> What is asked
Repeat the data below line for line without changing anything, but leave out the pictures.

** start Records **

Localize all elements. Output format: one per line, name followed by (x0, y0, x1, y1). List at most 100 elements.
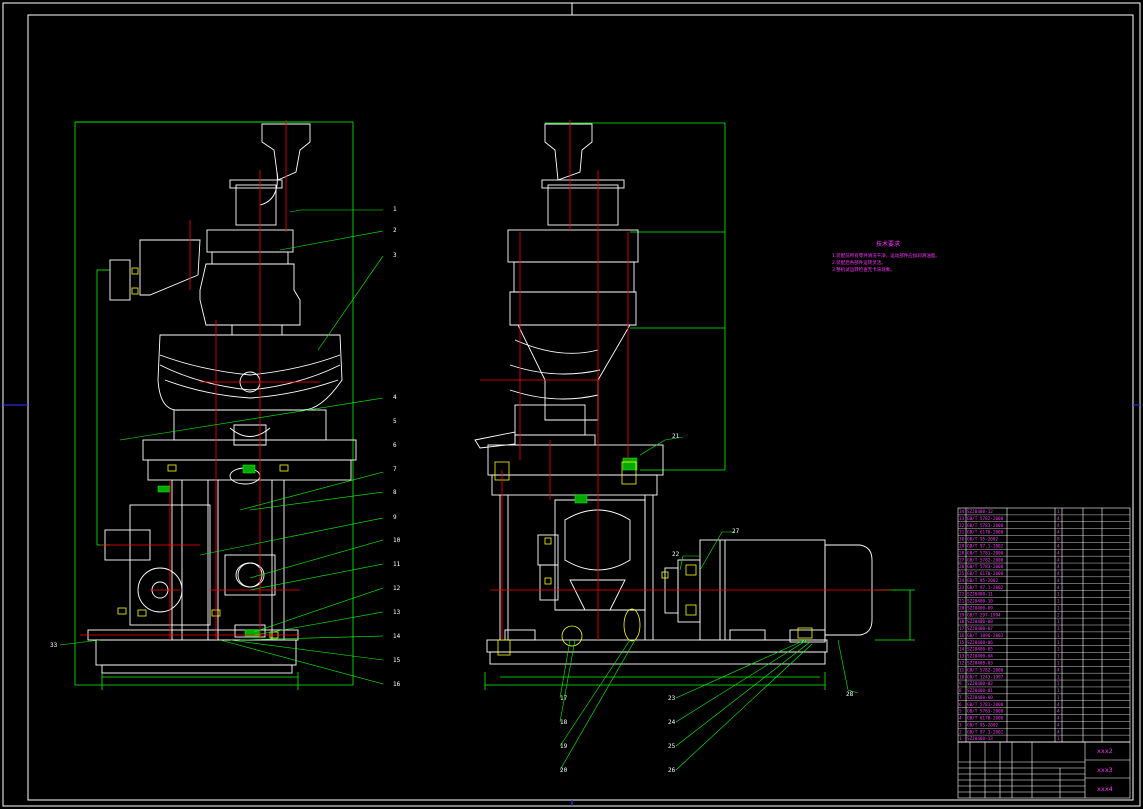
parts-list-cell: GB/T 5783-2000 (967, 709, 1004, 715)
title-block: xxx2 xxx3 xxx4 (957, 741, 1131, 799)
parts-list-cell: GB/T 6170-2000 (967, 571, 1004, 577)
parts-list-cell: 1 (1057, 736, 1060, 742)
right-leader-lines (559, 436, 859, 771)
parts-list-cell: SZJ0400-08 (967, 619, 993, 625)
parts-list-cell: GB/T 5782-2000 (967, 516, 1004, 522)
left-view: 1 2 3 4 5 6 7 8 9 10 11 12 13 14 15 16 3… (50, 120, 401, 690)
parts-list-cell: 1 (1057, 647, 1060, 653)
parts-list-cell: 1 (1057, 674, 1060, 680)
parts-list-cell: 30 (959, 537, 965, 543)
parts-list-cell: 4 (1057, 564, 1060, 570)
parts-list-cell: 4 (1057, 523, 1060, 529)
parts-list-cell: 6 (959, 702, 962, 708)
balloon-1: 1 (393, 206, 397, 213)
parts-list-cell: SZJ0400-02 (967, 681, 993, 687)
balloon-26: 26 (668, 767, 676, 774)
parts-list-cell: GB/T 97.1-2002 (967, 585, 1004, 591)
parts-list-cell: SZJ0400-07 (967, 626, 993, 632)
parts-list-cell: GB/T 5781-2000 (967, 702, 1004, 708)
parts-list-cell: 28 (959, 550, 965, 556)
parts-list-cell: 4 (1057, 530, 1060, 536)
left-dimensions (74, 121, 354, 690)
balloon-15: 15 (393, 657, 401, 664)
parts-list-cell: GB/T 1243-1997 (967, 674, 1004, 680)
parts-list-cell: SZJ0400-01 (967, 688, 993, 694)
balloon-16: 16 (393, 681, 401, 688)
balloon-33: 33 (50, 642, 58, 649)
parts-list-cell: 1 (1057, 640, 1060, 646)
right-balloon-labels: 21 22 27 28 17 18 19 20 23 24 25 26 (560, 433, 854, 774)
parts-list-cell: 27 (959, 557, 965, 563)
balloon-24: 24 (668, 719, 676, 726)
balloon-27: 27 (732, 528, 740, 535)
parts-list-cell: 4 (1057, 585, 1060, 591)
parts-list-cell: 2 (959, 729, 962, 735)
parts-list-cell: 8 (1057, 537, 1060, 543)
parts-list-cell: 1 (959, 736, 962, 742)
cad-drawing: 1 2 3 4 5 6 7 8 9 10 11 12 13 14 15 16 3… (2, 2, 1141, 807)
right-center-lines (480, 120, 890, 640)
parts-list-cell: 15 (959, 640, 965, 646)
parts-list-cell: 19 (959, 612, 965, 618)
left-balloon-labels: 1 2 3 4 5 6 7 8 9 10 11 12 13 14 15 16 3… (50, 206, 401, 688)
balloon-5: 5 (393, 418, 397, 425)
parts-list-cell: GB/T 5781-2000 (967, 550, 1004, 556)
parts-list-cell: 22 (959, 592, 965, 598)
tech-requirements-title: 技术要求 (876, 240, 900, 248)
parts-list-cell: 13 (959, 654, 965, 660)
left-fasteners (117, 267, 289, 639)
balloon-11: 11 (393, 561, 401, 568)
parts-list-cell: 1 (1057, 592, 1060, 598)
parts-list-cell: 29 (959, 543, 965, 549)
balloon-20: 20 (560, 767, 568, 774)
balloon-9: 9 (393, 514, 397, 521)
balloon-18: 18 (560, 719, 568, 726)
parts-list-cell: GB/T 97.1-2002 (967, 543, 1004, 549)
title-block-line-2: xxx3 (1097, 766, 1113, 774)
balloon-12: 12 (393, 585, 401, 592)
parts-list-cell: 34 (959, 509, 965, 515)
parts-list-cell: 4 (1057, 571, 1060, 577)
parts-list-cell: 4 (959, 716, 962, 722)
parts-list-cell: GB/T 6170-2000 (967, 530, 1004, 536)
balloon-19: 19 (560, 743, 568, 750)
parts-list-cell: 7 (959, 695, 962, 701)
parts-list-cell: 17 (959, 626, 965, 632)
parts-list-cell: 12 (959, 660, 965, 666)
balloon-17: 17 (560, 695, 568, 702)
parts-list-cell: GB/T 6170-2000 (967, 716, 1004, 722)
parts-list-cell: GB/T 5782-2000 (967, 557, 1004, 563)
parts-list-cell: 18 (959, 619, 965, 625)
parts-list-cell: 4 (1057, 557, 1060, 563)
parts-list: 34 SZJ0400-12 133 GB/T 5782-2000 432 GB/T 578… (957, 507, 1131, 743)
parts-list-cell: 14 (959, 647, 965, 653)
parts-list-cell: GB/T 5783-2000 (967, 523, 1004, 529)
balloon-8: 8 (393, 489, 397, 496)
parts-list-cell: SZJ0400-13 (967, 736, 993, 742)
parts-list-cell: 25 (959, 571, 965, 577)
parts-list-cell: GB/T 95-2002 (967, 578, 998, 584)
parts-list-cell: 1 (1057, 619, 1060, 625)
parts-list-cell: GB/T 97.1-2002 (967, 729, 1004, 735)
title-block-line-1: xxx2 (1097, 747, 1113, 755)
parts-list-cell: 5 (959, 709, 962, 715)
technical-requirements: 技术要求 1.装配前所有零件清洗干净，运动部件应加润滑油脂。 2.装配后各部件运… (832, 240, 940, 273)
tech-note-3: 3.整机试运转检查无卡滞现象。 (832, 266, 895, 273)
parts-list-cell: SZJ0400-12 (967, 509, 993, 515)
parts-list-cell: 1 (1057, 633, 1060, 639)
parts-list-cell: 1 (1057, 626, 1060, 632)
balloon-10: 10 (393, 537, 401, 544)
balloon-22: 22 (672, 551, 680, 558)
balloon-2: 2 (393, 227, 397, 234)
parts-list-cell: 2 (1057, 612, 1060, 618)
parts-list-cell: 4 (1057, 516, 1060, 522)
parts-list-cell: GB/T 297-1994 (967, 612, 1001, 618)
left-green-parts (157, 464, 261, 637)
right-green-parts (574, 457, 638, 504)
parts-list-cell: 3 (959, 722, 962, 728)
parts-list-cell: 16 (959, 633, 965, 639)
balloon-7: 7 (393, 466, 397, 473)
right-fasteners (494, 461, 813, 656)
balloon-28: 28 (846, 691, 854, 698)
parts-list-cell: 9 (959, 681, 962, 687)
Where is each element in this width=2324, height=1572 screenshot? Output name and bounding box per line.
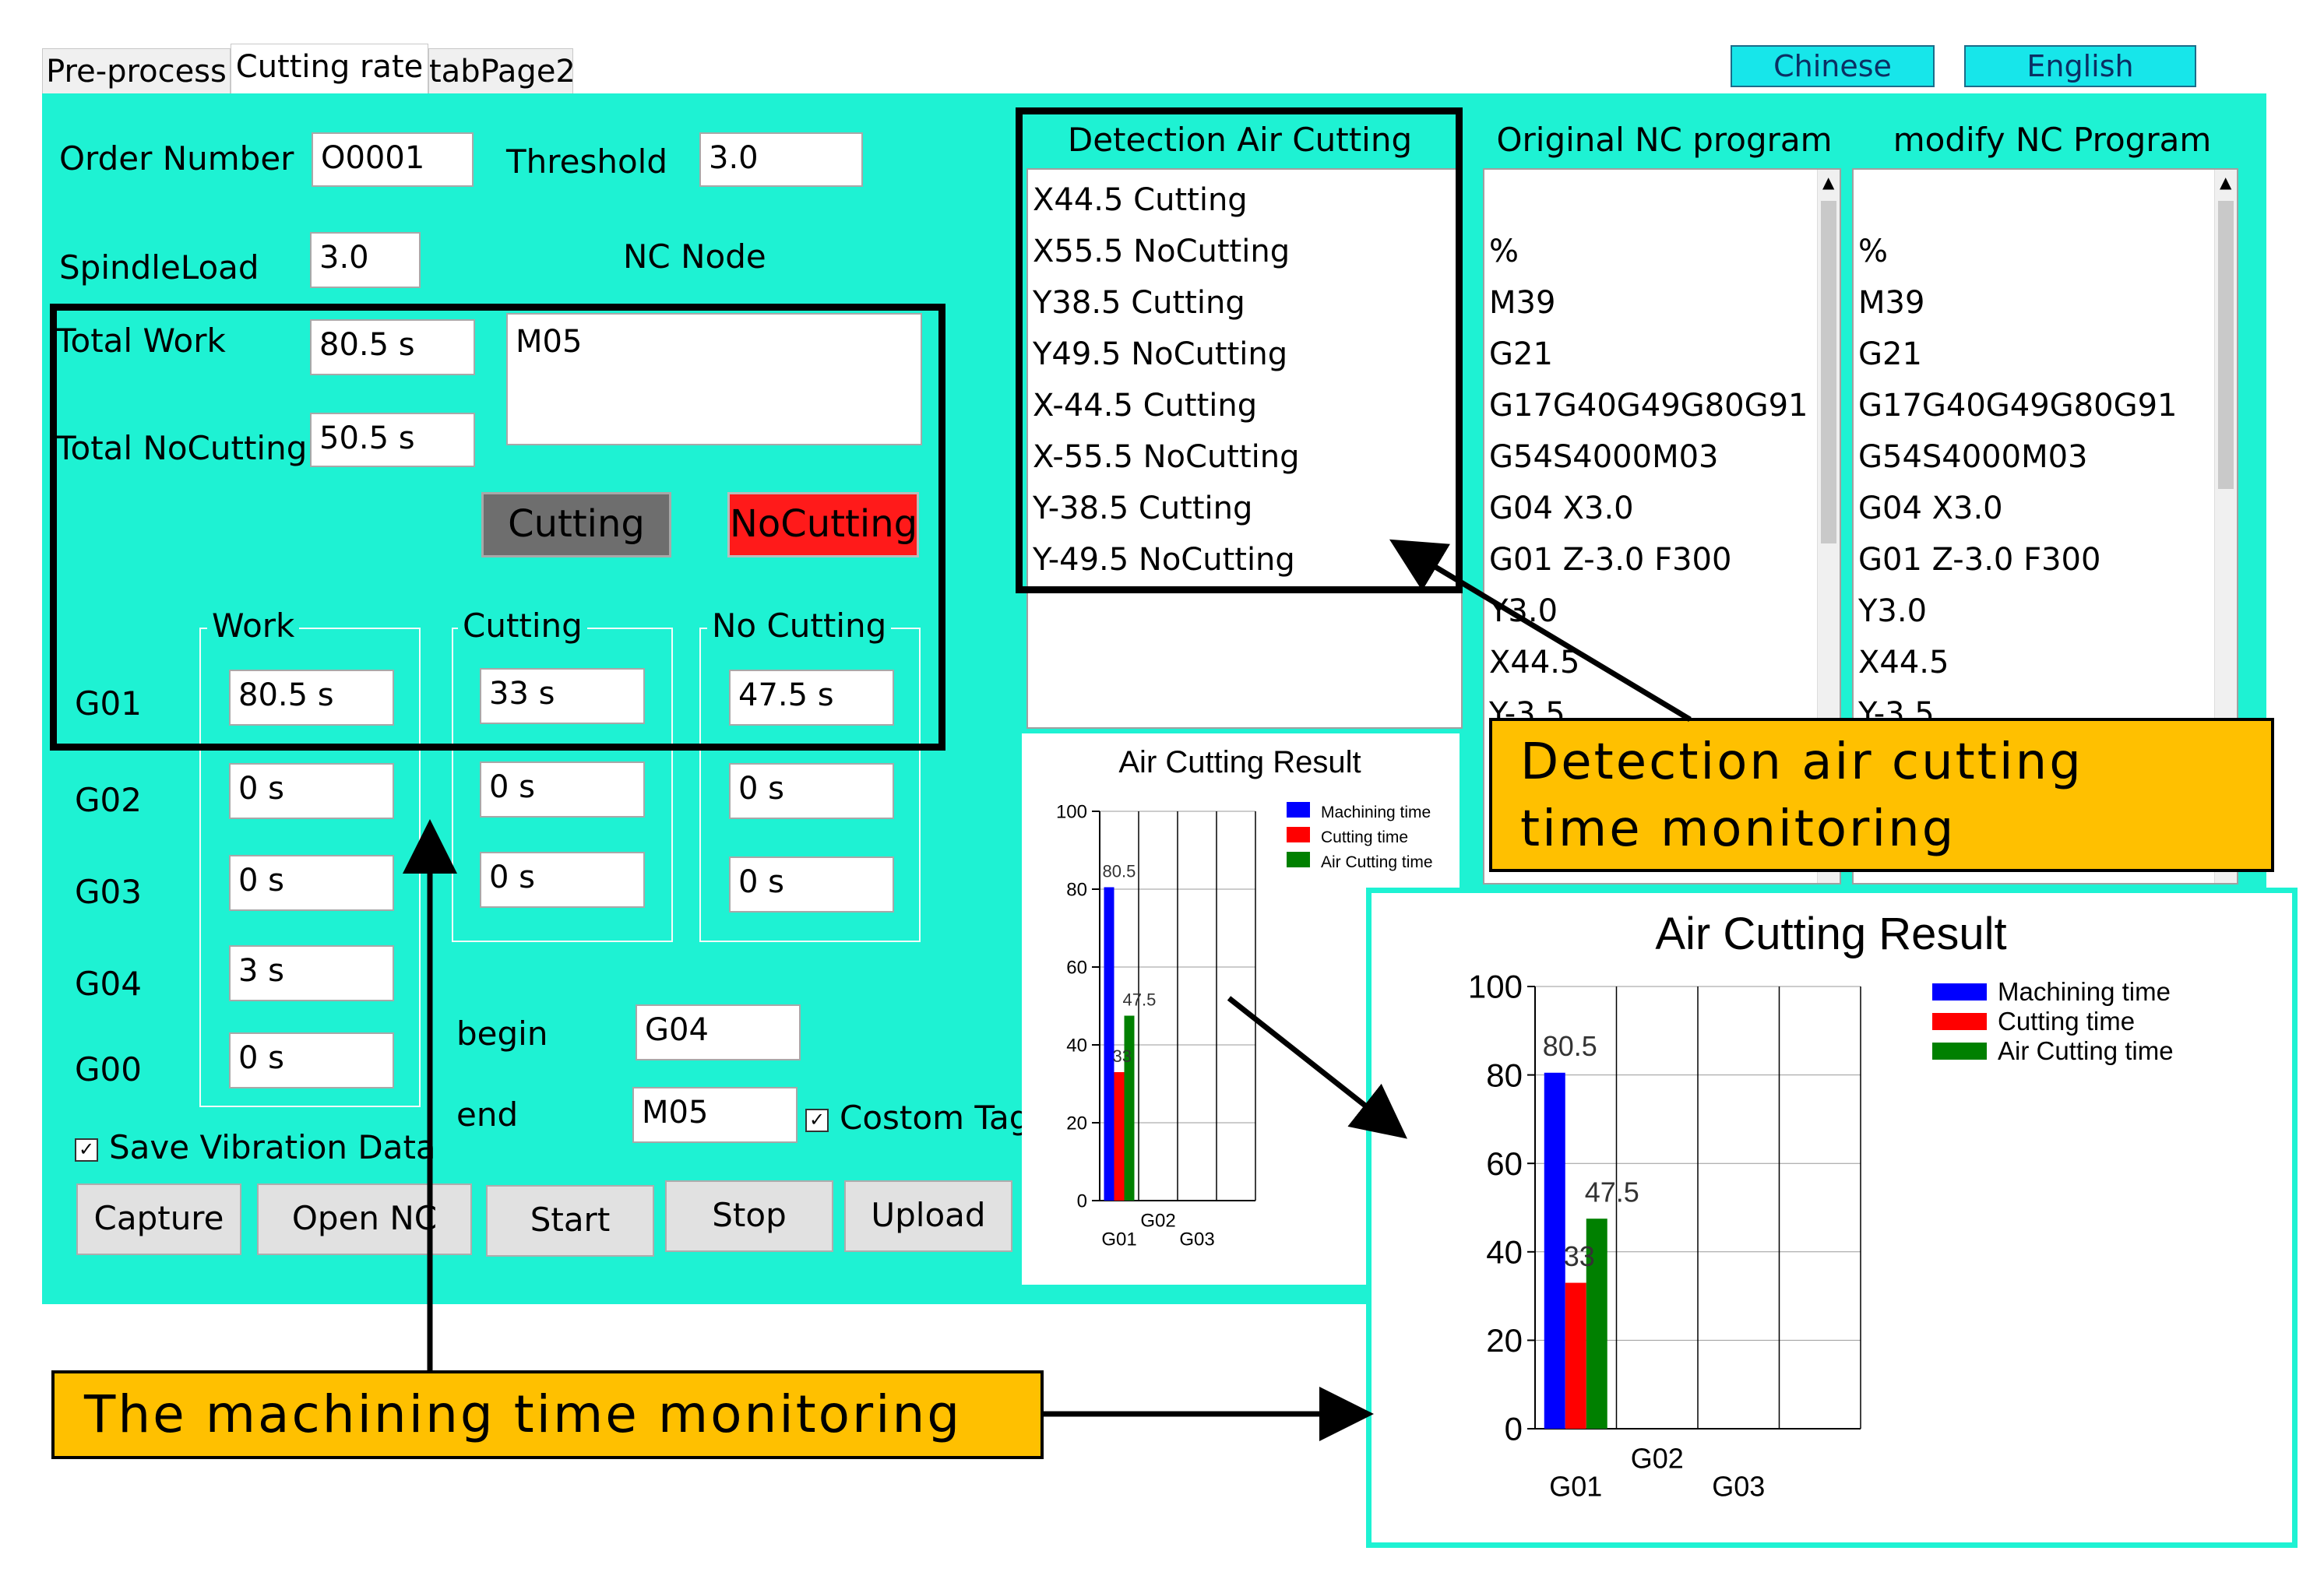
- annotation-arrows: [403, 539, 1692, 1441]
- arrow-chart-zoom: [1227, 996, 1407, 1139]
- arrow-to-detection-list: [1389, 539, 1692, 723]
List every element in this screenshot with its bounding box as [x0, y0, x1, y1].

** end Records **

> Reply
Localize all elements. Output format: one per line, name followed by (x0, y0, x1, y1). List at most 100 elements.
parts-list-cell: GB/T 5783-2000 (967, 709, 1004, 715)
title-block: xxx2 xxx3 xxx4 (957, 741, 1131, 799)
parts-list-cell: GB/T 6170-2000 (967, 571, 1004, 577)
parts-list-cell: 1 (1057, 736, 1060, 742)
right-leader-lines (559, 436, 859, 771)
parts-list-cell: SZJ0400-08 (967, 619, 993, 625)
parts-list-cell: GB/T 5782-2000 (967, 516, 1004, 522)
left-view: 1 2 3 4 5 6 7 8 9 10 11 12 13 14 15 16 3… (50, 120, 401, 690)
parts-list-cell: 1 (1057, 647, 1060, 653)
parts-list-cell: 1 (1057, 674, 1060, 680)
parts-list-cell: 30 (959, 537, 965, 543)
parts-list-cell: 4 (1057, 564, 1060, 570)
parts-list-cell: 4 (1057, 523, 1060, 529)
parts-list-cell: 6 (959, 702, 962, 708)
balloon-1: 1 (393, 206, 397, 213)
parts-list-cell: SZJ0400-02 (967, 681, 993, 687)
balloon-26: 26 (668, 767, 676, 774)
parts-list-cell: GB/T 97.1-2002 (967, 585, 1004, 591)
parts-list-cell: SZJ0400-07 (967, 626, 993, 632)
parts-list-cell: GB/T 5781-2000 (967, 702, 1004, 708)
parts-list-cell: 28 (959, 550, 965, 556)
parts-list-cell: 4 (1057, 530, 1060, 536)
left-dimensions (74, 121, 354, 690)
balloon-15: 15 (393, 657, 401, 664)
parts-list-cell: GB/T 1243-1997 (967, 674, 1004, 680)
parts-list-cell: SZJ0400-01 (967, 688, 993, 694)
balloon-16: 16 (393, 681, 401, 688)
balloon-33: 33 (50, 642, 58, 649)
parts-list-cell: 1 (1057, 640, 1060, 646)
right-balloon-labels: 21 22 27 28 17 18 19 20 23 24 25 26 (560, 433, 854, 774)
parts-list-cell: 27 (959, 557, 965, 563)
balloon-24: 24 (668, 719, 676, 726)
balloon-27: 27 (732, 528, 740, 535)
parts-list-cell: 4 (1057, 585, 1060, 591)
parts-list-cell: 2 (959, 729, 962, 735)
parts-list-cell: 8 (1057, 537, 1060, 543)
parts-list-cell: 1 (959, 736, 962, 742)
cad-drawing: 1 2 3 4 5 6 7 8 9 10 11 12 13 14 15 16 3… (2, 2, 1141, 807)
right-center-lines (480, 120, 890, 640)
parts-list-cell: 15 (959, 640, 965, 646)
parts-list-cell: 19 (959, 612, 965, 618)
left-balloon-labels: 1 2 3 4 5 6 7 8 9 10 11 12 13 14 15 16 3… (50, 206, 401, 688)
balloon-5: 5 (393, 418, 397, 425)
parts-list-cell: GB/T 5781-2000 (967, 550, 1004, 556)
parts-list-cell: 22 (959, 592, 965, 598)
tech-requirements-title: 技术要求 (876, 240, 900, 248)
parts-list-cell: 13 (959, 654, 965, 660)
left-fasteners (117, 267, 289, 639)
balloon-11: 11 (393, 561, 401, 568)
parts-list-cell: 1 (1057, 592, 1060, 598)
parts-list-cell: 29 (959, 543, 965, 549)
balloon-20: 20 (560, 767, 568, 774)
balloon-9: 9 (393, 514, 397, 521)
balloon-18: 18 (560, 719, 568, 726)
parts-list-cell: GB/T 97.1-2002 (967, 543, 1004, 549)
title-block-line-2: xxx3 (1097, 766, 1113, 774)
balloon-12: 12 (393, 585, 401, 592)
parts-list-cell: 34 (959, 509, 965, 515)
parts-list-cell: 4 (1057, 571, 1060, 577)
parts-list-cell: 4 (959, 716, 962, 722)
parts-list-cell: GB/T 6170-2000 (967, 530, 1004, 536)
balloon-19: 19 (560, 743, 568, 750)
parts-list-cell: 7 (959, 695, 962, 701)
parts-list-cell: 17 (959, 626, 965, 632)
parts-list-cell: 12 (959, 660, 965, 666)
balloon-17: 17 (560, 695, 568, 702)
parts-list-cell: GB/T 6170-2000 (967, 716, 1004, 722)
parts-list-cell: GB/T 5782-2000 (967, 557, 1004, 563)
parts-list-cell: 18 (959, 619, 965, 625)
parts-list-cell: 4 (1057, 557, 1060, 563)
parts-list: 34 SZJ0400-12 133 GB/T 5782-2000 432 GB/T 578… (957, 507, 1131, 743)
parts-list-cell: 14 (959, 647, 965, 653)
parts-list-cell: GB/T 5783-2000 (967, 523, 1004, 529)
balloon-8: 8 (393, 489, 397, 496)
parts-list-cell: SZJ0400-13 (967, 736, 993, 742)
parts-list-cell: 25 (959, 571, 965, 577)
parts-list-cell: GB/T 95-2002 (967, 578, 998, 584)
parts-list-cell: 1 (1057, 619, 1060, 625)
parts-list-cell: GB/T 97.1-2002 (967, 729, 1004, 735)
title-block-line-1: xxx2 (1097, 747, 1113, 755)
parts-list-cell: 5 (959, 709, 962, 715)
technical-requirements: 技术要求 1.装配前所有零件清洗干净，运动部件应加润滑油脂。 2.装配后各部件运… (832, 240, 940, 273)
tech-note-3: 3.整机试运转检查无卡滞现象。 (832, 266, 895, 273)
parts-list-cell: SZJ0400-12 (967, 509, 993, 515)
parts-list-cell: 1 (1057, 633, 1060, 639)
parts-list-cell: 1 (1057, 626, 1060, 632)
balloon-10: 10 (393, 537, 401, 544)
balloon-22: 22 (672, 551, 680, 558)
balloon-2: 2 (393, 227, 397, 234)
parts-list-cell: 2 (1057, 612, 1060, 618)
parts-list-cell: 4 (1057, 516, 1060, 522)
parts-list-cell: GB/T 297-1994 (967, 612, 1001, 618)
left-green-parts (157, 464, 261, 637)
right-green-parts (574, 457, 638, 504)
parts-list-cell: 3 (959, 722, 962, 728)
parts-list-cell: 16 (959, 633, 965, 639)
balloon-7: 7 (393, 466, 397, 473)
right-fasteners (494, 461, 813, 656)
balloon-28: 28 (846, 691, 854, 698)
parts-list-cell: 9 (959, 681, 962, 687)
Where is each element in this width=2324, height=1572 screenshot? Output name and bounding box per line.
- annotation-arrows: [403, 539, 1692, 1441]
- arrow-chart-zoom: [1227, 996, 1407, 1139]
- arrow-to-detection-list: [1389, 539, 1692, 723]
List every element in this screenshot with its bounding box as [x0, y0, x1, y1].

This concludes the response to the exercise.